Given exercise:
Each line that follows is to be retyped exactly.

Exercise inputs:
** Begin **
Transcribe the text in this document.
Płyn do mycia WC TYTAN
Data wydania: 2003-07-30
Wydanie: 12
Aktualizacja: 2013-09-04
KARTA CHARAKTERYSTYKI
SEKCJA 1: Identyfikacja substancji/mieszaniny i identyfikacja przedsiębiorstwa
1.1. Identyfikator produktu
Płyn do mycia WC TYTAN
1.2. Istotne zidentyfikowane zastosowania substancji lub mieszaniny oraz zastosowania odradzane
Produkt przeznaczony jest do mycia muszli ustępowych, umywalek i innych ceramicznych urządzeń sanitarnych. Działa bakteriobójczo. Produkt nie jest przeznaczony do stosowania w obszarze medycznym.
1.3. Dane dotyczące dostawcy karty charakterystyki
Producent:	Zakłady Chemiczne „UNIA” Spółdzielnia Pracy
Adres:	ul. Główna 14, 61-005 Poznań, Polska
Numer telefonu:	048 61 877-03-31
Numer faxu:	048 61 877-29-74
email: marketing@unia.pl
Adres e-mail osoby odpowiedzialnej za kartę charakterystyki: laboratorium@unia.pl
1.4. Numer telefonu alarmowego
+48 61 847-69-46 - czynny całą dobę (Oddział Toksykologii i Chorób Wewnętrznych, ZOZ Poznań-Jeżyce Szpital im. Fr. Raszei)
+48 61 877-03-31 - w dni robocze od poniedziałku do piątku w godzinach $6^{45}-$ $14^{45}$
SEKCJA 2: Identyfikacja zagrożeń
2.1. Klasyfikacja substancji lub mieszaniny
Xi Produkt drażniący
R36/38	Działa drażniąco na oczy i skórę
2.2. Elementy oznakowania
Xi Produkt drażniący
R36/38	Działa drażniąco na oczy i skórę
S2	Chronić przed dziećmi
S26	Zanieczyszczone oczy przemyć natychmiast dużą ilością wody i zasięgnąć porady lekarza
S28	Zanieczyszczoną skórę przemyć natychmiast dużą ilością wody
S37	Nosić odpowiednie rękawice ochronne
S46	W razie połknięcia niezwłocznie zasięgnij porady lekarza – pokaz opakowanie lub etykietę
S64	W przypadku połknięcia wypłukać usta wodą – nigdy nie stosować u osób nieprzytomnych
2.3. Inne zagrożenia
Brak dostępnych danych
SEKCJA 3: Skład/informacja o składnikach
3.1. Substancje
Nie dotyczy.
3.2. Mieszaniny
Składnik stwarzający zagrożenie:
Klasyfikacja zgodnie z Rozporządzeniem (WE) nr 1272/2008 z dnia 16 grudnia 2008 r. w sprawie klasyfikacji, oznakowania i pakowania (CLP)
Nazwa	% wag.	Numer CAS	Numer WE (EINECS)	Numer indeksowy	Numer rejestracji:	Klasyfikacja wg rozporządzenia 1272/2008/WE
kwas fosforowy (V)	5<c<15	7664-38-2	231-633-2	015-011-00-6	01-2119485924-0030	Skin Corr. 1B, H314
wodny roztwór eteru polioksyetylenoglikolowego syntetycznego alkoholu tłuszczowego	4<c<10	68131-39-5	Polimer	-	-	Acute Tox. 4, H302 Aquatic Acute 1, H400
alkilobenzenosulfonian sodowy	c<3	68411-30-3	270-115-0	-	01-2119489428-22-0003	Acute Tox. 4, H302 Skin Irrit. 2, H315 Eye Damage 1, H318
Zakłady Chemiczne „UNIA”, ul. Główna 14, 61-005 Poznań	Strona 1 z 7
** End **
Task answer:
Transcribe the text in this document.
Płyn do mycia WC TYTAN
Data wydania: 2003-07-30
Wydanie: 12
Aktualizacja: 2013-09-04
KARTA CHARAKTERYSTYKI
SEKCJA 1: Identyfikacja substancji/mieszaniny i identyfikacja przedsiębiorstwa
1.1. Identyfikator produktu
Płyn do mycia WC TYTAN
1.2. Istotne zidentyfikowane zastosowania substancji lub mieszaniny oraz zastosowania odradzane
Produkt przeznaczony jest do mycia muszli ustępowych, umywalek i innych ceramicznych urządzeń sanitarnych. Działa bakteriobójczo. Produkt nie jest przeznaczony do stosowania w obszarze medycznym.
1.3. Dane dotyczące dostawcy karty charakterystyki
Producent:	Zakłady Chemiczne „UNIA” Spółdzielnia Pracy
Adres:	ul. Główna 14, 61-005 Poznań, Polska
Numer telefonu:	048 61 877-03-31
Numer faxu:	048 61 877-29-74
email: marketing@unia.pl
Adres e-mail osoby odpowiedzialnej za kartę charakterystyki: laboratorium@unia.pl
1.4. Numer telefonu alarmowego
+48 61 847-69-46 - czynny całą dobę (Oddział Toksykologii i Chorób Wewnętrznych, ZOZ Poznań-Jeżyce Szpital im. Fr. Raszei)
+48 61 877-03-31 - w dni robocze od poniedziałku do piątku w godzinach $6^{45}-$ $14^{45}$
SEKCJA 2: Identyfikacja zagrożeń
2.1. Klasyfikacja substancji lub mieszaniny
Xi Produkt drażniący
R36/38	Działa drażniąco na oczy i skórę
2.2. Elementy oznakowania
Xi Produkt drażniący
R36/38	Działa drażniąco na oczy i skórę
S2	Chronić przed dziećmi
S26	Zanieczyszczone oczy przemyć natychmiast dużą ilością wody i zasięgnąć porady lekarza
S28	Zanieczyszczoną skórę przemyć natychmiast dużą ilością wody
S37	Nosić odpowiednie rękawice ochronne
S46	W razie połknięcia niezwłocznie zasięgnij porady lekarza – pokaz opakowanie lub etykietę
S64	W przypadku połknięcia wypłukać usta wodą – nigdy nie stosować u osób nieprzytomnych
2.3. Inne zagrożenia
Brak dostępnych danych
SEKCJA 3: Skład/informacja o składnikach
3.1. Substancje
Nie dotyczy.
3.2. Mieszaniny
Składnik stwarzający zagrożenie:
Klasyfikacja zgodnie z Rozporządzeniem (WE) nr 1272/2008 z dnia 16 grudnia 2008 r. w sprawie klasyfikacji, oznakowania i pakowania (CLP)
Nazwa	% wag.	Numer CAS	Numer WE (EINECS)	Numer indeksowy	Numer rejestracji:	Klasyfikacja wg rozporządzenia 1272/2008/WE
kwas fosforowy (V)	5<c<15	7664-38-2	231-633-2	015-011-00-6	01-2119485924-0030	Skin Corr. 1B, H314
wodny roztwór eteru polioksyetylenoglikolowego syntetycznego alkoholu tłuszczowego	4<c<10	68131-39-5	Polimer	-	-	Acute Tox. 4, H302 Aquatic Acute 1, H400
alkilobenzenosulfonian sodowy	c<3	68411-30-3	270-115-0	-	01-2119489428-22-0003	Acute Tox. 4, H302 Skin Irrit. 2, H315 Eye Damage 1, H318
Zakłady Chemiczne „UNIA”, ul. Główna 14, 61-005 Poznań	Strona 1 z 7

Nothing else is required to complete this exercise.